-- Start of Text segment --

8.3.9 18 bit / 24 bit Color Mode (18B)
The 18B pin can be used to further save power by powering down the 4th LVDS driver in each used bank when
the application requires only 18 bit color or 3D+C LVDS. Set the 18B pin to logic HIGH to TRI-STATE® OA_3+/and OB_3+/- (if the device is configured for dual pixel output). For 24 bit color applications this pin should be set
to logic LOW. Note that the power down function takes priority over the TRI-STATE® function. So if the device is
configured for 18 bit color Single Pixel In/Single Pixel Out, LVDS channel OB_3+/- will be powered down and not
TRI-STATE®. If an LVDS driver is powered down, each output terminal is pulled low by a 100 ohm resistor to
ground.

-- End of Text segment --
-- Start of Provided data --

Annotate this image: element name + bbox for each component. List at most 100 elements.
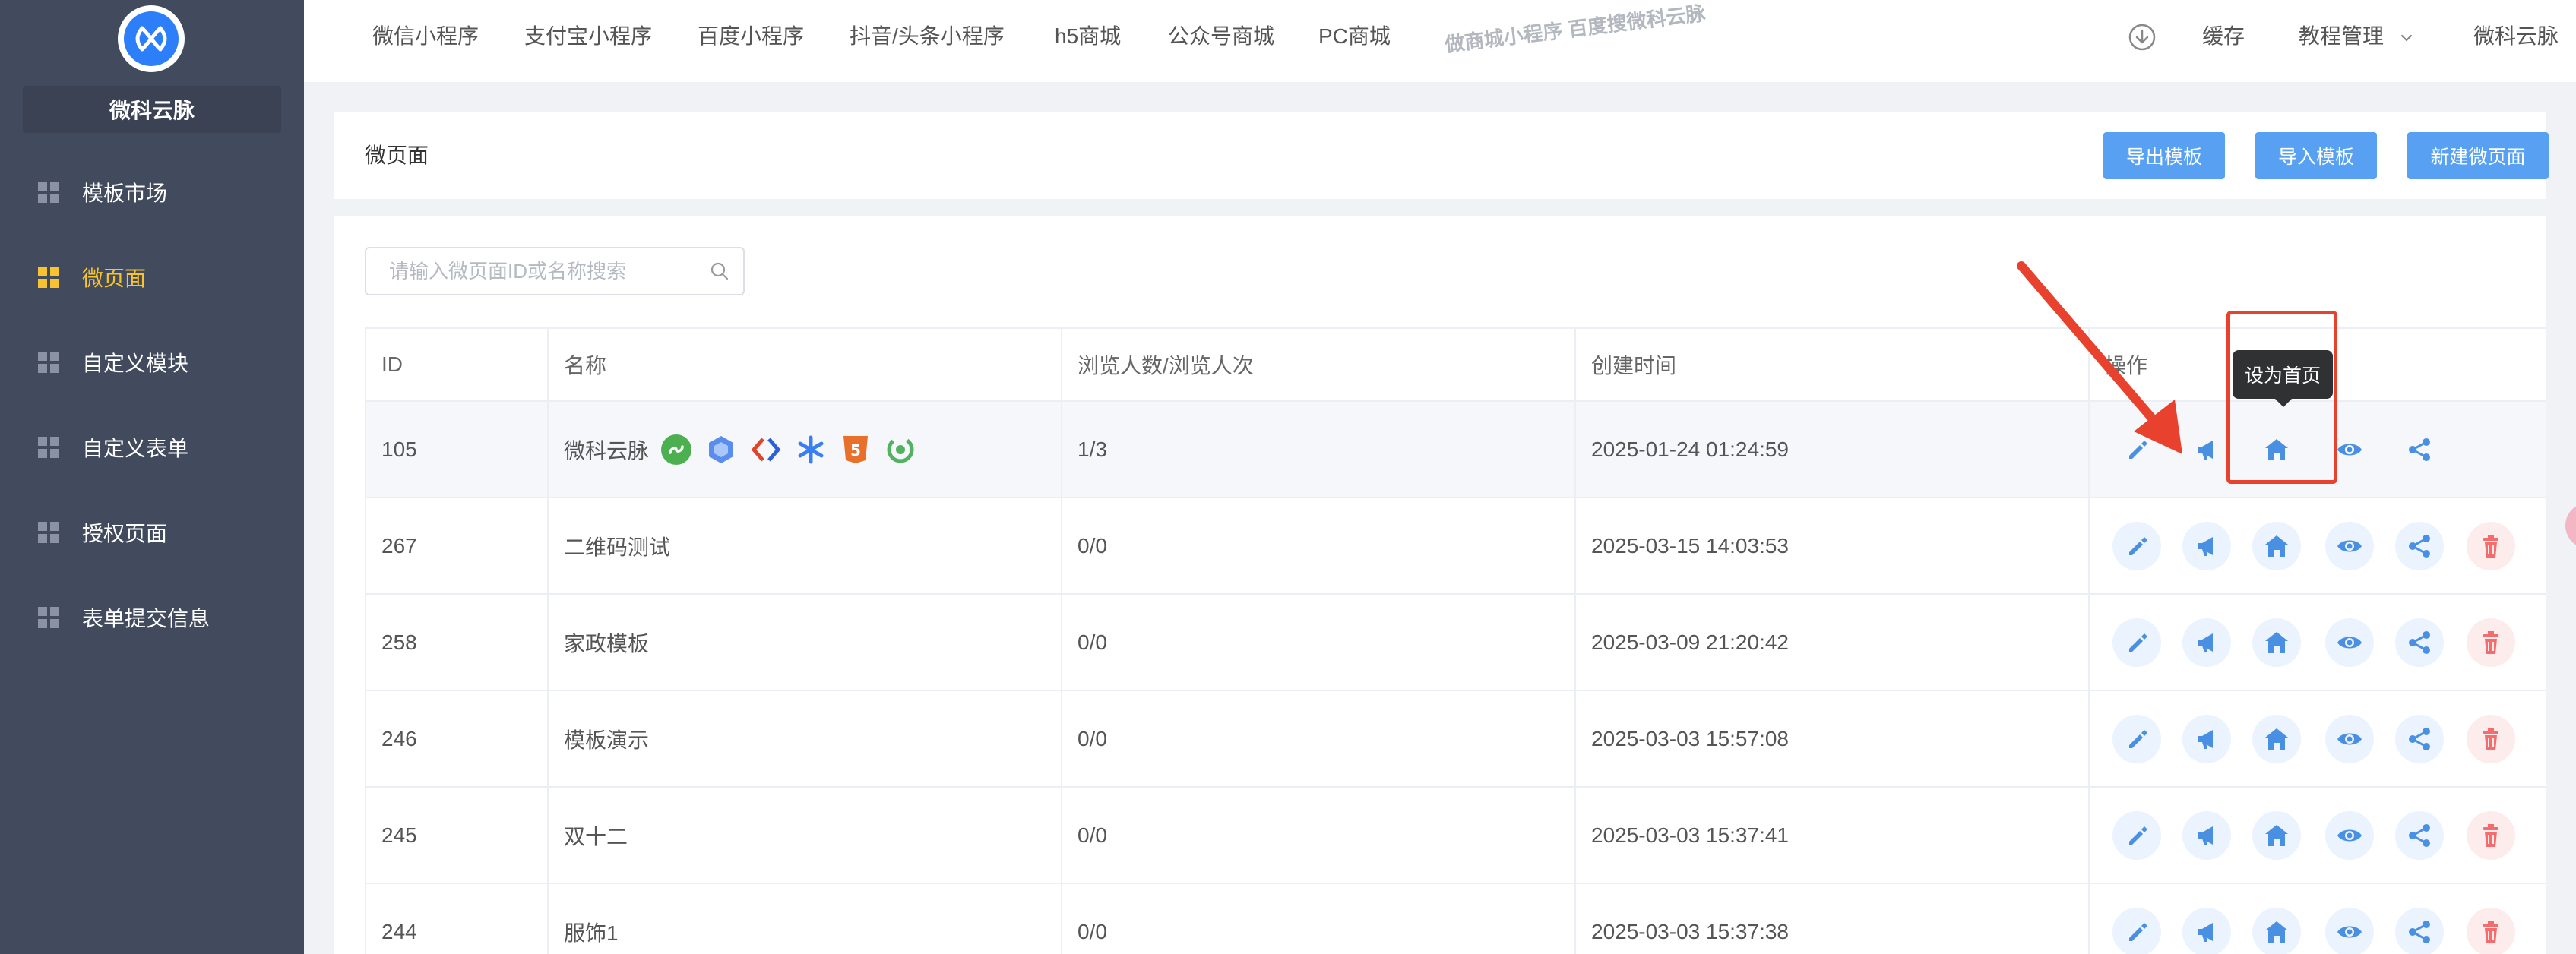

-- End of Provided data --

* [Job] In the 18 bit / 24 bit color mode section, what happens to each output terminal when an LVDS driver is powered down?

* [The solution] Each output terminal is pulled low to ground by a 100 ohm resistor.